What the task requires:
Collect every line that includes the string "进行赔偿".

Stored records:
"""

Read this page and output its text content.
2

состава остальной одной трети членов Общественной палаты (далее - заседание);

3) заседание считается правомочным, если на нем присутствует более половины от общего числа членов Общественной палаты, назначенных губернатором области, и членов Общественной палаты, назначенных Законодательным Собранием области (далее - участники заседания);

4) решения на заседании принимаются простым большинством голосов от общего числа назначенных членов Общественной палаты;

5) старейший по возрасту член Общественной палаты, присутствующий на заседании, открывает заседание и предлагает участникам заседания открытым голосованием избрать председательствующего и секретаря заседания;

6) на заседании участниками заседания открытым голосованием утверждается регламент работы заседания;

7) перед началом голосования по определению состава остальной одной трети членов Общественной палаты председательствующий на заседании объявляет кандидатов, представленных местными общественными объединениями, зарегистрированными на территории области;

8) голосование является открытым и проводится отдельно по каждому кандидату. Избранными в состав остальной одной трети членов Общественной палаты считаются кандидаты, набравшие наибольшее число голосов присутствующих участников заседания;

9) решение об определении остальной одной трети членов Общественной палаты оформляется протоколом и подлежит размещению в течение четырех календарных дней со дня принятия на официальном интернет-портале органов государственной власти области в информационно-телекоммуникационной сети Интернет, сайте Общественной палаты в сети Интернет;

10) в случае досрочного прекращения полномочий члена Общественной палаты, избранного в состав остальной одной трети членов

"""
"""

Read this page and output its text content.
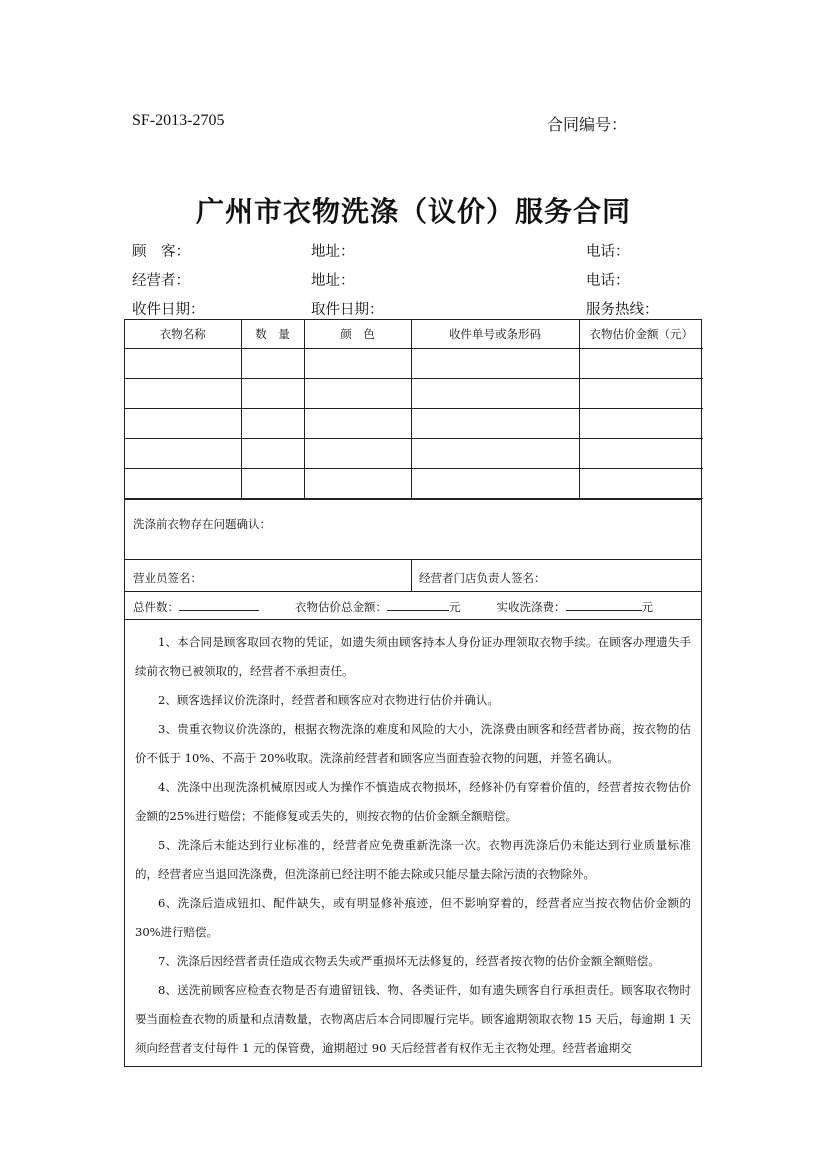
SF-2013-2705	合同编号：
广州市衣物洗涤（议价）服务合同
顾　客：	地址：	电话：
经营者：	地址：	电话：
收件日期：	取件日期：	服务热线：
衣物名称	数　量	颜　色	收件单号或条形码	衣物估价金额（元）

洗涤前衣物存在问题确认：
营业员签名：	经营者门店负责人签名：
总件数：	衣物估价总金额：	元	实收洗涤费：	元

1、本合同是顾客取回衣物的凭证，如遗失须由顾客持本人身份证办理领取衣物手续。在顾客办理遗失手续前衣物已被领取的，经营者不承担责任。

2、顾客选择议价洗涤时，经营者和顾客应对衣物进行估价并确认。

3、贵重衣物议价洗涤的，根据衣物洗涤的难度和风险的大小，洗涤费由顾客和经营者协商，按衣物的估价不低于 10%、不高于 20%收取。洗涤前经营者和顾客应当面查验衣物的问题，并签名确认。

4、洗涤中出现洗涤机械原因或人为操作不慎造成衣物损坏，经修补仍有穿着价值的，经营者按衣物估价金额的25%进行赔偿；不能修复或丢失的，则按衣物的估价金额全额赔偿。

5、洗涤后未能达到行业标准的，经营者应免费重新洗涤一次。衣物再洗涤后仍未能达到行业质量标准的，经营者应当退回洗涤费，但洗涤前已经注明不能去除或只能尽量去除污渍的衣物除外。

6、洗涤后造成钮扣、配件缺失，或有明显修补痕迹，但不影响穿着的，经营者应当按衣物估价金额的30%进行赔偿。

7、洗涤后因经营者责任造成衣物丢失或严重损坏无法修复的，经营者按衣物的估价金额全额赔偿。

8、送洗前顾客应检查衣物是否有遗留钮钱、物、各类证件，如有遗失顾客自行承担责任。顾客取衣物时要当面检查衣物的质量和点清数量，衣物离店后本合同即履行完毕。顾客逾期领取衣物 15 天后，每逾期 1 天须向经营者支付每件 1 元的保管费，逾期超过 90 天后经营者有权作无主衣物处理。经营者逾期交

"""
"""

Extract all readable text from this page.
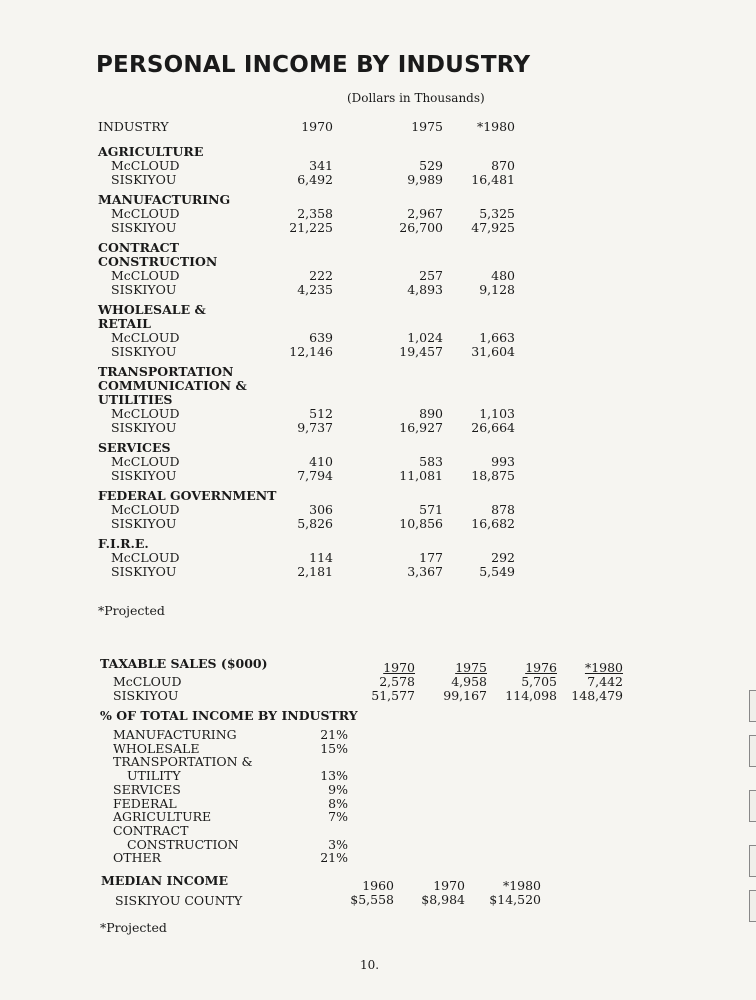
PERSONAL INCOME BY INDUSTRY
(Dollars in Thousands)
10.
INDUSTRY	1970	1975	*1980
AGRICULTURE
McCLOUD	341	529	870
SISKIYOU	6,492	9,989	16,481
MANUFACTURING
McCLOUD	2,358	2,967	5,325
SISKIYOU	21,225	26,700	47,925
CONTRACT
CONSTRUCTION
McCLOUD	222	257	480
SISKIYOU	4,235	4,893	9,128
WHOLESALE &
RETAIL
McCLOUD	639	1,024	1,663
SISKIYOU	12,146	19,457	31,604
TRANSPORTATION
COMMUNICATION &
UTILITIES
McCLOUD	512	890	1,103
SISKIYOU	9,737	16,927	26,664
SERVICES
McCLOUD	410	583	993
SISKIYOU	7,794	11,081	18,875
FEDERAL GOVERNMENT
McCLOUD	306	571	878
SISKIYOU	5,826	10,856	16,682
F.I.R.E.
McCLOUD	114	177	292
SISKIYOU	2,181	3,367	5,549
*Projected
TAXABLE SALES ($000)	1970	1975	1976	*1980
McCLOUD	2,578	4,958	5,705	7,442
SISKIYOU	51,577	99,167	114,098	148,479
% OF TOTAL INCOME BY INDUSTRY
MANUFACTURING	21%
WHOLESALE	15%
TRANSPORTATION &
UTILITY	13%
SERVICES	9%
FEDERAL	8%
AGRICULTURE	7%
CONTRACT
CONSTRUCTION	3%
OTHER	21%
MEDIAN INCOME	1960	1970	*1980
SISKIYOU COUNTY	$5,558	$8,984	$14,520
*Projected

"""

Task answer:
4、洗涤中出现洗涤机械原因或人为操作不慎造成衣物损坏，经修补仍有穿着价值的，经营者按衣物估价金额的25%进行赔偿；不能修复或丢失的，则按衣物的估价金额全额赔偿。
6、洗涤后造成钮扣、配件缺失，或有明显修补痕迹，但不影响穿着的，经营者应当按衣物估价金额的30%进行赔偿。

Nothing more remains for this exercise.